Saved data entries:
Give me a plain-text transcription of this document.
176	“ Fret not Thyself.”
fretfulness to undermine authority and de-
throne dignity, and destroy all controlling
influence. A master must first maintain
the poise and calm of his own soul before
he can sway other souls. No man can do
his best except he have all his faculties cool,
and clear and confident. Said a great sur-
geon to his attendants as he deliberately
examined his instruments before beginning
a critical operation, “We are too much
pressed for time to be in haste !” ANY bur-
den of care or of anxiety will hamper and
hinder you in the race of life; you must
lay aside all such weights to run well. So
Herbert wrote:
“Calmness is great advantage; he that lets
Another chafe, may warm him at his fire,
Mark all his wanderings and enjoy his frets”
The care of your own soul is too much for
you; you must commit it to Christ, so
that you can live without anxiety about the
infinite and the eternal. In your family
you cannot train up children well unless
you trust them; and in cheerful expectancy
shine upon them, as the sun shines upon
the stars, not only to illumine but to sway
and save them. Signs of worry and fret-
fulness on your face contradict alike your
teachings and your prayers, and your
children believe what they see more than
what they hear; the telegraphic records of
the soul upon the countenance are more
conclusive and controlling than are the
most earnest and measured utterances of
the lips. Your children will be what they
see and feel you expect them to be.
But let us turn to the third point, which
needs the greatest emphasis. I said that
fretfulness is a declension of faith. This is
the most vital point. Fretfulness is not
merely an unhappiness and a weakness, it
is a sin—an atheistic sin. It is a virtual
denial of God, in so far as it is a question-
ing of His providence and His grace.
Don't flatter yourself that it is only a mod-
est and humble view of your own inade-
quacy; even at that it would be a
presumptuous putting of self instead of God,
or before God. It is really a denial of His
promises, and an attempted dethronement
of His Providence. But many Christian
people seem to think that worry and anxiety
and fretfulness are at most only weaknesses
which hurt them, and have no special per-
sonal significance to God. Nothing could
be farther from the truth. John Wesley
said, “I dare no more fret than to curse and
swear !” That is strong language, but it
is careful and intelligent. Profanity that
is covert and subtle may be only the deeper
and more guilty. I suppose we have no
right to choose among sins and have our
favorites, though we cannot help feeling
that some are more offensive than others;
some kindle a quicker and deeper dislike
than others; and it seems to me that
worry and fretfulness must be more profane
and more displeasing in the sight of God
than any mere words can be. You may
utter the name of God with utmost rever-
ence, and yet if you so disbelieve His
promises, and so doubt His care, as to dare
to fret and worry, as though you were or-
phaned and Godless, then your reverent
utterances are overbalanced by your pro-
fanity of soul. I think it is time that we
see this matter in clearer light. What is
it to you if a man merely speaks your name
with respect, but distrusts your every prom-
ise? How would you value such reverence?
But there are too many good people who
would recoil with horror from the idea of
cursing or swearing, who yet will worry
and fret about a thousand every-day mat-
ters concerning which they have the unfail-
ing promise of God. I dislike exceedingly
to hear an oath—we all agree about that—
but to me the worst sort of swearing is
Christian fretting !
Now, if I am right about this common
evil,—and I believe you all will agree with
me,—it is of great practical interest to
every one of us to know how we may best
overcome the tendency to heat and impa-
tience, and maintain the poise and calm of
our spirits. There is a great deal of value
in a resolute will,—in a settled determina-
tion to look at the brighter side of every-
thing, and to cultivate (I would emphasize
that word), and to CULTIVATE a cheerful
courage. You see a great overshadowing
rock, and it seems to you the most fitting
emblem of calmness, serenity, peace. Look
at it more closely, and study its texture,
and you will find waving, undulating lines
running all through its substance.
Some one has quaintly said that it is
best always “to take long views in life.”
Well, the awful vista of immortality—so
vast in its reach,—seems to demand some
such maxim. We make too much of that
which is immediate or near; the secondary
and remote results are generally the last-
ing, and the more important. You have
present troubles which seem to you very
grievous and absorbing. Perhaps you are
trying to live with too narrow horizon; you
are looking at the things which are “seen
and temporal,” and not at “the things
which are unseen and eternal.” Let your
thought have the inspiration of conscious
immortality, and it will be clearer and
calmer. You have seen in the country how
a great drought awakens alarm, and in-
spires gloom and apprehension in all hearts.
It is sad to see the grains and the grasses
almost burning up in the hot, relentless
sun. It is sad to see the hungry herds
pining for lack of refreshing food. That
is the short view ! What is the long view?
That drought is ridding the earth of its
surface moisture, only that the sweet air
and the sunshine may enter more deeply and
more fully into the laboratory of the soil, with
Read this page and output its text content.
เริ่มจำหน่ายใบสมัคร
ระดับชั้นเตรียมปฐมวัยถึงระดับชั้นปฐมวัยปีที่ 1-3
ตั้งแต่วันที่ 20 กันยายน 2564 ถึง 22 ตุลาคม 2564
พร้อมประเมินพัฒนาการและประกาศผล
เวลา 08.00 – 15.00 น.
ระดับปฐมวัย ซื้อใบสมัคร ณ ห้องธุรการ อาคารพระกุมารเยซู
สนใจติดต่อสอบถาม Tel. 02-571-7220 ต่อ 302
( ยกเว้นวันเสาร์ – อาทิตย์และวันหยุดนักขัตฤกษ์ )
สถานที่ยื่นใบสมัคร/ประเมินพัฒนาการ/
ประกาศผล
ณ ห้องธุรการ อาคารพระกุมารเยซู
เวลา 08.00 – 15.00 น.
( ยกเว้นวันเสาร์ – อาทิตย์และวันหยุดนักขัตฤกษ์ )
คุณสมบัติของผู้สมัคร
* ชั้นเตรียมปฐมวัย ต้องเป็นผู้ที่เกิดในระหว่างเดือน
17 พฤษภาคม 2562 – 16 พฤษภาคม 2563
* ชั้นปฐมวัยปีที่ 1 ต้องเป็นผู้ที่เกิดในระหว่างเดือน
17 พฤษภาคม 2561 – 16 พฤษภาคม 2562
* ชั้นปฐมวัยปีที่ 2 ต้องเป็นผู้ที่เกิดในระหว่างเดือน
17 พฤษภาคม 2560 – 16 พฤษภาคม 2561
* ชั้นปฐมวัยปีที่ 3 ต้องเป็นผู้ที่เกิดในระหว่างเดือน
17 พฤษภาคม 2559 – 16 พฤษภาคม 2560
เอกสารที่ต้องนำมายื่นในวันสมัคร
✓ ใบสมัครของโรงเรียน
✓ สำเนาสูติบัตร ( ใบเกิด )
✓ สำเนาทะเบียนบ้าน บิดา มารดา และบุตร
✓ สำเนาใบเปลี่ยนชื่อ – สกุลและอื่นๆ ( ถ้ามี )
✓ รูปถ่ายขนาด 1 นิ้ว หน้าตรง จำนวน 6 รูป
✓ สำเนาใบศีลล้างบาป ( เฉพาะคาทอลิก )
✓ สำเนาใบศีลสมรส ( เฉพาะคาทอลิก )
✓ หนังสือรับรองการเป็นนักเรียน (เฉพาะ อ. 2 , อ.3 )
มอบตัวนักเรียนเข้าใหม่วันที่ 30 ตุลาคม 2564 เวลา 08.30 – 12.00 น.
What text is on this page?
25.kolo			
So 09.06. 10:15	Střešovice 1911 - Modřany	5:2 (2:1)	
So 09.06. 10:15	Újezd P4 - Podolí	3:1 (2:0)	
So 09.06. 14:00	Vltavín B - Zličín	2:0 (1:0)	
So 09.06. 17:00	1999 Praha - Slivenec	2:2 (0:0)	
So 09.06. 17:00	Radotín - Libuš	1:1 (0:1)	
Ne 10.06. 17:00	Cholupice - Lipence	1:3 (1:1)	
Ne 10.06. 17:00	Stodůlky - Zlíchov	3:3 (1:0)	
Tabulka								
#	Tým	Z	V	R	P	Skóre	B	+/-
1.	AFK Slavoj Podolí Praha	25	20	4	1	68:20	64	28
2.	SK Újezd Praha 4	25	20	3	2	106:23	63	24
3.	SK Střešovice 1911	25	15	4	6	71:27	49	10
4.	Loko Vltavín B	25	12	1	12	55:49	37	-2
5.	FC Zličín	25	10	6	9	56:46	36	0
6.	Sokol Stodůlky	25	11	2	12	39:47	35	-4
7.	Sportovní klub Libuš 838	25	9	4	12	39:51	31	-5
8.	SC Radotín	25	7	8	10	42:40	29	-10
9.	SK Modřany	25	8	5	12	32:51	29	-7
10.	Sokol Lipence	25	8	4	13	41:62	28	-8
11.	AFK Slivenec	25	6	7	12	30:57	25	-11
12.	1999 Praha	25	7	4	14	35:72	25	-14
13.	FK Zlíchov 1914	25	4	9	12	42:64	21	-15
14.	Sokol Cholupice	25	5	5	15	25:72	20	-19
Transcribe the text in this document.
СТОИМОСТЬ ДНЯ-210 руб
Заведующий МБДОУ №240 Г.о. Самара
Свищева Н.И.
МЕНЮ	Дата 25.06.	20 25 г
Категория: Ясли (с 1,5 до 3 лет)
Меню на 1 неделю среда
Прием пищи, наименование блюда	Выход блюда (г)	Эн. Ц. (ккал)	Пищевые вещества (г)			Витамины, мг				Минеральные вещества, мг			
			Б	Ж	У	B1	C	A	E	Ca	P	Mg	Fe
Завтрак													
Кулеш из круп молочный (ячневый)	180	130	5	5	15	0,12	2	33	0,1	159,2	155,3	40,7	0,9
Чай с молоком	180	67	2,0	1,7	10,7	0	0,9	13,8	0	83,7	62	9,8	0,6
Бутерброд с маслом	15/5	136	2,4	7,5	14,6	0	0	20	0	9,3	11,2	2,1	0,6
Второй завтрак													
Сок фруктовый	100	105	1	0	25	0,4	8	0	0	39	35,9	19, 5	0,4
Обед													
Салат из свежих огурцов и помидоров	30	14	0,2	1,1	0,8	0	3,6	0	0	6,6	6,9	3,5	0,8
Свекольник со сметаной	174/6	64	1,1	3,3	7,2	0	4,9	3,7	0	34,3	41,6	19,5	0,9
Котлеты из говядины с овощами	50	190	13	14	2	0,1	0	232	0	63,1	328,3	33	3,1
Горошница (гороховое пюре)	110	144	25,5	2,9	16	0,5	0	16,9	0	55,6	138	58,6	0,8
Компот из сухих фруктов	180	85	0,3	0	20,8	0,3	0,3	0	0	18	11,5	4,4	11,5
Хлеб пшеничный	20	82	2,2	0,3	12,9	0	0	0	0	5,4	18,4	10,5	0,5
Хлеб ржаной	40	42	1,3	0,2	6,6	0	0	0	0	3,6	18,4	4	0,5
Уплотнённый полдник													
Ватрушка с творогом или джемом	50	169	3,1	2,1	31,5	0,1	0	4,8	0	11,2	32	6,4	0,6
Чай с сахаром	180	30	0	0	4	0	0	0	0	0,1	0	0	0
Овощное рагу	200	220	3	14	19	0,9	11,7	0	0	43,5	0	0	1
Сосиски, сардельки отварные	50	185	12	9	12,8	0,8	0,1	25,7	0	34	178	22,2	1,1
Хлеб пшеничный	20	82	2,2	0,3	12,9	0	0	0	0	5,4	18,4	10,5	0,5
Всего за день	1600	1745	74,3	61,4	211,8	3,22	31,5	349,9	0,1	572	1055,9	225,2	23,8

GIVEN INSTRUCTION —
Among the entries above, how many lines hold the string "they"? Give the number by itself.

SOLUTION —
4